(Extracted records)
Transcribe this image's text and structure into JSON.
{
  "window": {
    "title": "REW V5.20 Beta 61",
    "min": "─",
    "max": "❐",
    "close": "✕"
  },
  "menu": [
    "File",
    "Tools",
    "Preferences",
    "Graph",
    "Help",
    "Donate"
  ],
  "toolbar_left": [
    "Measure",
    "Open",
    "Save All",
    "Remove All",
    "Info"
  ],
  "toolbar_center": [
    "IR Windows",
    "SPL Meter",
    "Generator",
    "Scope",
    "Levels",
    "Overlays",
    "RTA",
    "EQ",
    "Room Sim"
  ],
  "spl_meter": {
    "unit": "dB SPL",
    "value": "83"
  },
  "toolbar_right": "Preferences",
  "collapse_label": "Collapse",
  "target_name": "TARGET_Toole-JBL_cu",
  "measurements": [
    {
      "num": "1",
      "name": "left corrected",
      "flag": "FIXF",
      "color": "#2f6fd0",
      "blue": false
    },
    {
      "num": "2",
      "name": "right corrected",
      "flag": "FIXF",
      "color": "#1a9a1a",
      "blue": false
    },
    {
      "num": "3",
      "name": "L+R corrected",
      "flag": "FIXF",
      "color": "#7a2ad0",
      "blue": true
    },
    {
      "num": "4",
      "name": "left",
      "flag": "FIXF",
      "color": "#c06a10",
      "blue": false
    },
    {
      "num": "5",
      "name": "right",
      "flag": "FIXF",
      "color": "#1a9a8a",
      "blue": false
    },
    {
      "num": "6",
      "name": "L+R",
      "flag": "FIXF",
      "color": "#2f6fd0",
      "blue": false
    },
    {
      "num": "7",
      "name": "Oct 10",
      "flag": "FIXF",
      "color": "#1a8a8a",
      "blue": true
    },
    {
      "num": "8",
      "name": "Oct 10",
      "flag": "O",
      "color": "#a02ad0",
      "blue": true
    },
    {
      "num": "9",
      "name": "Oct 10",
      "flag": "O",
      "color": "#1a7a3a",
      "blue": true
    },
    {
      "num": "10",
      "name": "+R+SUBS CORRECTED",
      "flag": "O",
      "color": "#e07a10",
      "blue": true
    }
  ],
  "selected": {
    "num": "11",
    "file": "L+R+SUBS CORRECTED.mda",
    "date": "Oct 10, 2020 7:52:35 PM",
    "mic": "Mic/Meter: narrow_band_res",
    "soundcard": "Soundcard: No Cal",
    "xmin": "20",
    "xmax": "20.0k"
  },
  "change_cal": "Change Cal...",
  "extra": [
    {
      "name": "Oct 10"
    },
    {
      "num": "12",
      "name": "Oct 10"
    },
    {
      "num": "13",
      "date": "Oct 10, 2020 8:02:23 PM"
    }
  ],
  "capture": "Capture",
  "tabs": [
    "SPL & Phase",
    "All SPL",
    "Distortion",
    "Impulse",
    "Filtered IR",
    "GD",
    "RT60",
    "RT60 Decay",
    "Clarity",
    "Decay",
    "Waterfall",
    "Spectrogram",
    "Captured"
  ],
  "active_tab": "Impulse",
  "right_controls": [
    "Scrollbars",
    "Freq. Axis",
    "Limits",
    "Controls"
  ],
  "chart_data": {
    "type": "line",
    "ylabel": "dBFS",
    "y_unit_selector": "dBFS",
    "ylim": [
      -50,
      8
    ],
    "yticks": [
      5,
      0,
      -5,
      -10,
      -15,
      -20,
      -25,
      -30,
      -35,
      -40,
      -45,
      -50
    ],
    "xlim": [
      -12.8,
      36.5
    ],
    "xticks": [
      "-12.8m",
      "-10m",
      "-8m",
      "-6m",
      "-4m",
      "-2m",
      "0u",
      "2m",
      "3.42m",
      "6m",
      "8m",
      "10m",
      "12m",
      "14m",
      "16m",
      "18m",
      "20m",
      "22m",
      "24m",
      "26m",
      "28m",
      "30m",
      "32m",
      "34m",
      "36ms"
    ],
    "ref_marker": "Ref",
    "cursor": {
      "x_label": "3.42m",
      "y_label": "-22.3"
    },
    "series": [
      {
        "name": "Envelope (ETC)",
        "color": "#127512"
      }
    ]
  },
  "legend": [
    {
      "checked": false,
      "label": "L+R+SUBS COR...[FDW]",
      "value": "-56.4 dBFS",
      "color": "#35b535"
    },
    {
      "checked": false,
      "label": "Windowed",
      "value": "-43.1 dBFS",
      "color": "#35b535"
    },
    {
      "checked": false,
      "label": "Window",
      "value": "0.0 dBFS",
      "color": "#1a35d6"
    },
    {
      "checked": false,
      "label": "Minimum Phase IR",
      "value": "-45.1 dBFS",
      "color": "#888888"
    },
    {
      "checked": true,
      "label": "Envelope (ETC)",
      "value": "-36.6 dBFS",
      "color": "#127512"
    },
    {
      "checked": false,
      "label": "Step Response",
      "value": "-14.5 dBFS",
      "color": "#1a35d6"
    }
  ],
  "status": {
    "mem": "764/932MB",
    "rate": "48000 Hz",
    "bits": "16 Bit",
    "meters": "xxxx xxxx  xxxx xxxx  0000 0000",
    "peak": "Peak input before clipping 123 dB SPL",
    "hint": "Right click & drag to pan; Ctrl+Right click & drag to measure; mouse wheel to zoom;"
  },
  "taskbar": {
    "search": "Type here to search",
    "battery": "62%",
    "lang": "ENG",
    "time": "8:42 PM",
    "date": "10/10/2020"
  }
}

### Short problem
Write out the entire listing exactly.

### Solution to the problem
Transcribe this image's text and structure into JSON.
{
  "window": {
    "title": "REW V5.20 Beta 61",
    "min": "─",
    "max": "❐",
    "close": "✕"
  },
  "menu": [
    "File",
    "Tools",
    "Preferences",
    "Graph",
    "Help",
    "Donate"
  ],
  "toolbar_left": [
    "Measure",
    "Open",
    "Save All",
    "Remove All",
    "Info"
  ],
  "toolbar_center": [
    "IR Windows",
    "SPL Meter",
    "Generator",
    "Scope",
    "Levels",
    "Overlays",
    "RTA",
    "EQ",
    "Room Sim"
  ],
  "spl_meter": {
    "unit": "dB SPL",
    "value": "83"
  },
  "toolbar_right": "Preferences",
  "collapse_label": "Collapse",
  "target_name": "TARGET_Toole-JBL_cu",
  "measurements": [
    {
      "num": "1",
      "name": "left corrected",
      "flag": "FIXF",
      "color": "#2f6fd0",
      "blue": false
    },
    {
      "num": "2",
      "name": "right corrected",
      "flag": "FIXF",
      "color": "#1a9a1a",
      "blue": false
    },
    {
      "num": "3",
      "name": "L+R corrected",
      "flag": "FIXF",
      "color": "#7a2ad0",
      "blue": true
    },
    {
      "num": "4",
      "name": "left",
      "flag": "FIXF",
      "color": "#c06a10",
      "blue": false
    },
    {
      "num": "5",
      "name": "right",
      "flag": "FIXF",
      "color": "#1a9a8a",
      "blue": false
    },
    {
      "num": "6",
      "name": "L+R",
      "flag": "FIXF",
      "color": "#2f6fd0",
      "blue": false
    },
    {
      "num": "7",
      "name": "Oct 10",
      "flag": "FIXF",
      "color": "#1a8a8a",
      "blue": true
    },
    {
      "num": "8",
      "name": "Oct 10",
      "flag": "O",
      "color": "#a02ad0",
      "blue": true
    },
    {
      "num": "9",
      "name": "Oct 10",
      "flag": "O",
      "color": "#1a7a3a",
      "blue": true
    },
    {
      "num": "10",
      "name": "+R+SUBS CORRECTED",
      "flag": "O",
      "color": "#e07a10",
      "blue": true
    }
  ],
  "selected": {
    "num": "11",
    "file": "L+R+SUBS CORRECTED.mda",
    "date": "Oct 10, 2020 7:52:35 PM",
    "mic": "Mic/Meter: narrow_band_res",
    "soundcard": "Soundcard: No Cal",
    "xmin": "20",
    "xmax": "20.0k"
  },
  "change_cal": "Change Cal...",
  "extra": [
    {
      "name": "Oct 10"
    },
    {
      "num": "12",
      "name": "Oct 10"
    },
    {
      "num": "13",
      "date": "Oct 10, 2020 8:02:23 PM"
    }
  ],
  "capture": "Capture",
  "tabs": [
    "SPL & Phase",
    "All SPL",
    "Distortion",
    "Impulse",
    "Filtered IR",
    "GD",
    "RT60",
    "RT60 Decay",
    "Clarity",
    "Decay",
    "Waterfall",
    "Spectrogram",
    "Captured"
  ],
  "active_tab": "Impulse",
  "right_controls": [
    "Scrollbars",
    "Freq. Axis",
    "Limits",
    "Controls"
  ],
  "chart_data": {
    "type": "line",
    "ylabel": "dBFS",
    "y_unit_selector": "dBFS",
    "ylim": [
      -50,
      8
    ],
    "yticks": [
      5,
      0,
      -5,
      -10,
      -15,
      -20,
      -25,
      -30,
      -35,
      -40,
      -45,
      -50
    ],
    "xlim": [
      -12.8,
      36.5
    ],
    "xticks": [
      "-12.8m",
      "-10m",
      "-8m",
      "-6m",
      "-4m",
      "-2m",
      "0u",
      "2m",
      "3.42m",
      "6m",
      "8m",
      "10m",
      "12m",
      "14m",
      "16m",
      "18m",
      "20m",
      "22m",
      "24m",
      "26m",
      "28m",
      "30m",
      "32m",
      "34m",
      "36ms"
    ],
    "ref_marker": "Ref",
    "cursor": {
      "x_label": "3.42m",
      "y_label": "-22.3"
    },
    "series": [
      {
        "name": "Envelope (ETC)",
        "color": "#127512"
      }
    ]
  },
  "legend": [
    {
      "checked": false,
      "label": "L+R+SUBS COR...[FDW]",
      "value": "-56.4 dBFS",
      "color": "#35b535"
    },
    {
      "checked": false,
      "label": "Windowed",
      "value": "-43.1 dBFS",
      "color": "#35b535"
    },
    {
      "checked": false,
      "label": "Window",
      "value": "0.0 dBFS",
      "color": "#1a35d6"
    },
    {
      "checked": false,
      "label": "Minimum Phase IR",
      "value": "-45.1 dBFS",
      "color": "#888888"
    },
    {
      "checked": true,
      "label": "Envelope (ETC)",
      "value": "-36.6 dBFS",
      "color": "#127512"
    },
    {
      "checked": false,
      "label": "Step Response",
      "value": "-14.5 dBFS",
      "color": "#1a35d6"
    }
  ],
  "status": {
    "mem": "764/932MB",
    "rate": "48000 Hz",
    "bits": "16 Bit",
    "meters": "xxxx xxxx  xxxx xxxx  0000 0000",
    "peak": "Peak input before clipping 123 dB SPL",
    "hint": "Right click & drag to pan; Ctrl+Right click & drag to measure; mouse wheel to zoom;"
  },
  "taskbar": {
    "search": "Type here to search",
    "battery": "62%",
    "lang": "ENG",
    "time": "8:42 PM",
    "date": "10/10/2020"
  }
}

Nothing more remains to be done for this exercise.